### Task requirements
Reproduce all the material exactly, minus any pictures it holds.

== Data to process ==

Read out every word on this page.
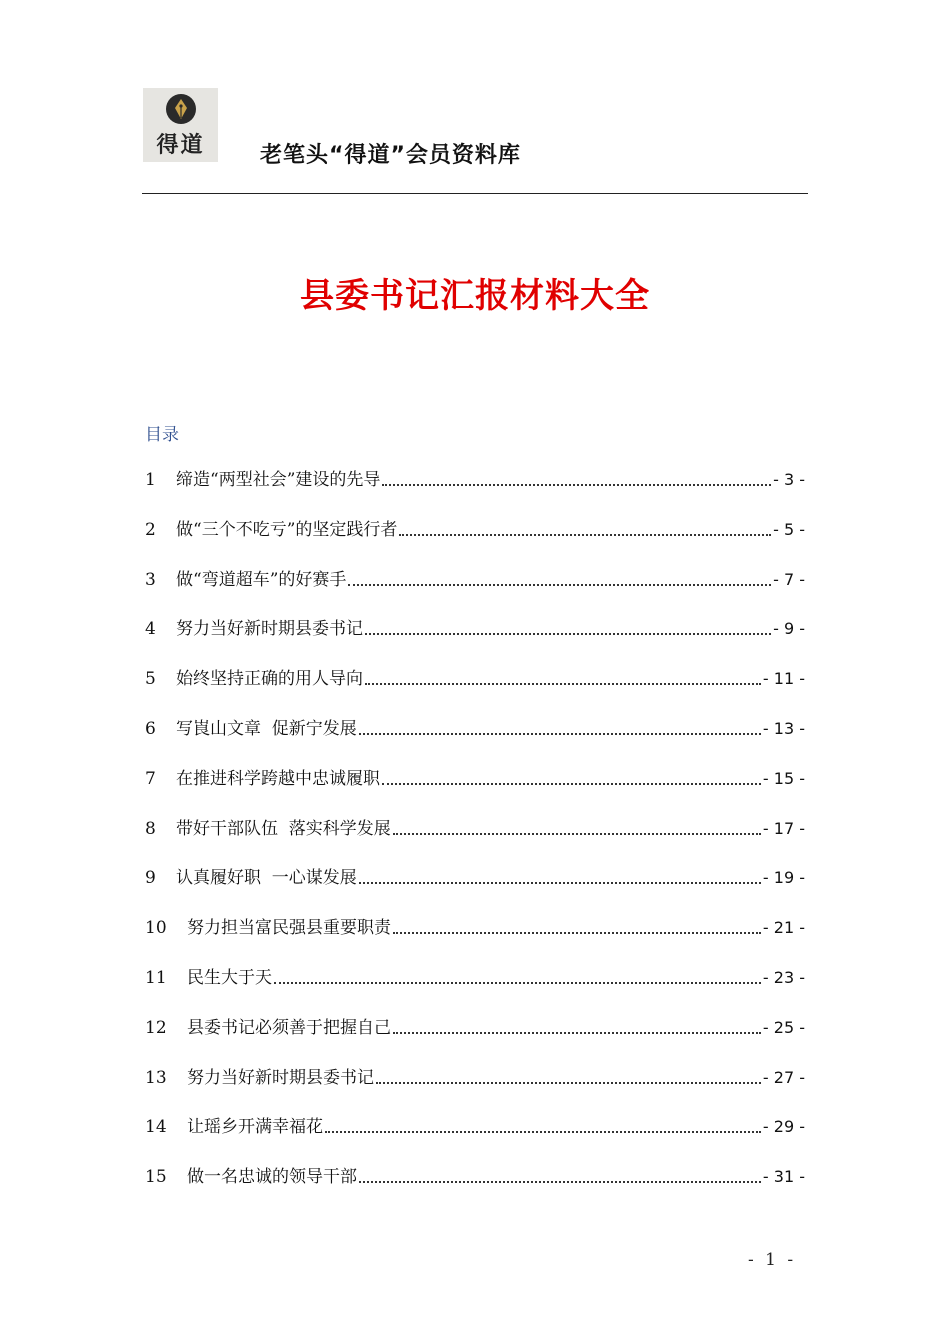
得道	老笔头“得道”会员资料库
县委书记汇报材料大全
目录
1	缔造“两型社会”建设的先导	- 3 -
2	做“三个不吃亏”的坚定践行者	- 5 -
3	做“弯道超车”的好赛手	- 7 -
4	努力当好新时期县委书记	- 9 -
5	始终坚持正确的用人导向	- 11 -
6	写崀山文章  促新宁发展	- 13 -
7	在推进科学跨越中忠诚履职	- 15 -
8	带好干部队伍  落实科学发展	- 17 -
9	认真履好职  一心谋发展	- 19 -
10	努力担当富民强县重要职责	- 21 -
11	民生大于天	- 23 -
12	县委书记必须善于把握自己	- 25 -
13	努力当好新时期县委书记	- 27 -
14	让瑶乡开满幸福花	- 29 -
15	做一名忠诚的领导干部	- 31 -
- 1 -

===

### Exercise response
Read out every word on this page.
得道	老笔头“得道”会员资料库
县委书记汇报材料大全
目录
1	缔造“两型社会”建设的先导	- 3 -
2	做“三个不吃亏”的坚定践行者	- 5 -
3	做“弯道超车”的好赛手	- 7 -
4	努力当好新时期县委书记	- 9 -
5	始终坚持正确的用人导向	- 11 -
6	写崀山文章  促新宁发展	- 13 -
7	在推进科学跨越中忠诚履职	- 15 -
8	带好干部队伍  落实科学发展	- 17 -
9	认真履好职  一心谋发展	- 19 -
10	努力担当富民强县重要职责	- 21 -
11	民生大于天	- 23 -
12	县委书记必须善于把握自己	- 25 -
13	努力当好新时期县委书记	- 27 -
14	让瑶乡开满幸福花	- 29 -
15	做一名忠诚的领导干部	- 31 -
- 1 -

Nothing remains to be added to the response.